> [The data]
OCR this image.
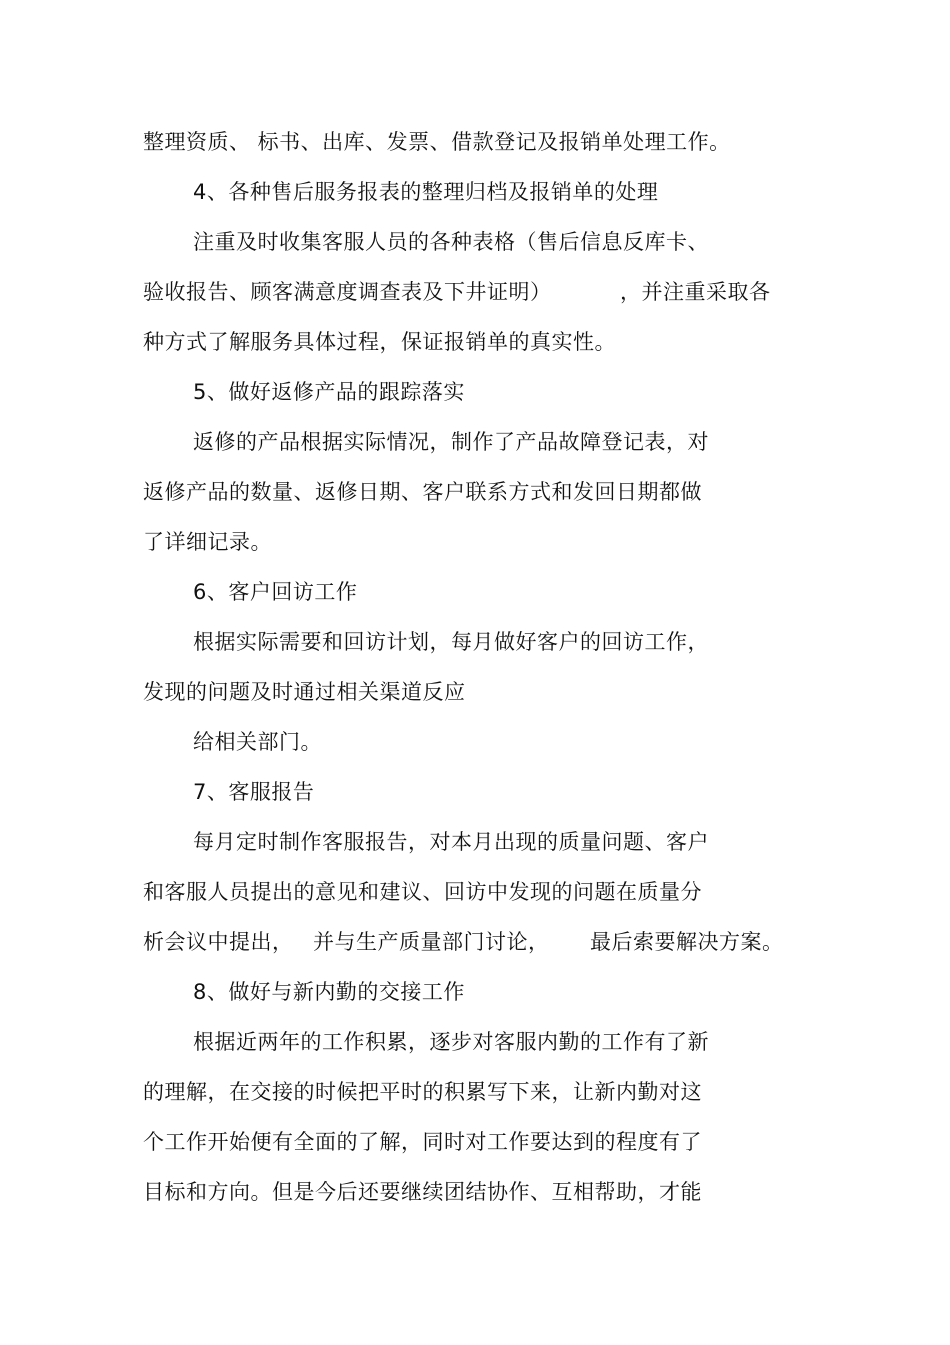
整理资质、 标书、出库、发票、借款登记及报销单处理工作。
4、各种售后服务报表的整理归档及报销单的处理
注重及时收集客服人员的各种表格（售后信息反库卡、
验收报告、顾客满意度调查表及下井证明）	，并注重采取各
种方式了解服务具体过程，保证报销单的真实性。
5、做好返修产品的跟踪落实
返修的产品根据实际情况，制作了产品故障登记表，对
返修产品的数量、返修日期、客户联系方式和发回日期都做
了详细记录。
6、客户回访工作
根据实际需要和回访计划，每月做好客户的回访工作，
发现的问题及时通过相关渠道反应
给相关部门。
7、客服报告
每月定时制作客服报告，对本月出现的质量问题、客户
和客服人员提出的意见和建议、回访中发现的问题在质量分
析会议中提出， 并与生产质量部门讨论， 最后索要解决方案。
8、做好与新内勤的交接工作
根据近两年的工作积累，逐步对客服内勤的工作有了新
的理解，在交接的时候把平时的积累写下来，让新内勤对这
个工作开始便有全面的了解，同时对工作要达到的程度有了
目标和方向。但是今后还要继续团结协作、互相帮助，才能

> [Problem details]
Omit the pictures and output all of the other material exactly.

> [Task result]
OCR this image.
整理资质、 标书、出库、发票、借款登记及报销单处理工作。
4、各种售后服务报表的整理归档及报销单的处理
注重及时收集客服人员的各种表格（售后信息反库卡、
验收报告、顾客满意度调查表及下井证明）	，并注重采取各
种方式了解服务具体过程，保证报销单的真实性。
5、做好返修产品的跟踪落实
返修的产品根据实际情况，制作了产品故障登记表，对
返修产品的数量、返修日期、客户联系方式和发回日期都做
了详细记录。
6、客户回访工作
根据实际需要和回访计划，每月做好客户的回访工作，
发现的问题及时通过相关渠道反应
给相关部门。
7、客服报告
每月定时制作客服报告，对本月出现的质量问题、客户
和客服人员提出的意见和建议、回访中发现的问题在质量分
析会议中提出， 并与生产质量部门讨论， 最后索要解决方案。
8、做好与新内勤的交接工作
根据近两年的工作积累，逐步对客服内勤的工作有了新
的理解，在交接的时候把平时的积累写下来，让新内勤对这
个工作开始便有全面的了解，同时对工作要达到的程度有了
目标和方向。但是今后还要继续团结协作、互相帮助，才能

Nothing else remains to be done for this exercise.